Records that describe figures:
□ □ □

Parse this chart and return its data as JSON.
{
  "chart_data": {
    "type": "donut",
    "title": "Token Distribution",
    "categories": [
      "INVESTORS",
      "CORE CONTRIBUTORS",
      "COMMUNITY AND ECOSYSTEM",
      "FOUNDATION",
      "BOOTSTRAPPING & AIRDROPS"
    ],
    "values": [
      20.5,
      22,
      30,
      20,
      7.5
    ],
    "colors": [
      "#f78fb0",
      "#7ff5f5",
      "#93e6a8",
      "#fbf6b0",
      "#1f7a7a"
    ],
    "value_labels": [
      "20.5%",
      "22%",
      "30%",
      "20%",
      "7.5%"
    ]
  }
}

□ □ □

▶ _The exercise_
Please reproduce the entire listing, exactly as shown.

▶ _Solution for this problem_
Parse this chart and return its data as JSON.
{
  "chart_data": {
    "type": "donut",
    "title": "Token Distribution",
    "categories": [
      "INVESTORS",
      "CORE CONTRIBUTORS",
      "COMMUNITY AND ECOSYSTEM",
      "FOUNDATION",
      "BOOTSTRAPPING & AIRDROPS"
    ],
    "values": [
      20.5,
      22,
      30,
      20,
      7.5
    ],
    "colors": [
      "#f78fb0",
      "#7ff5f5",
      "#93e6a8",
      "#fbf6b0",
      "#1f7a7a"
    ],
    "value_labels": [
      "20.5%",
      "22%",
      "30%",
      "20%",
      "7.5%"
    ]
  }
}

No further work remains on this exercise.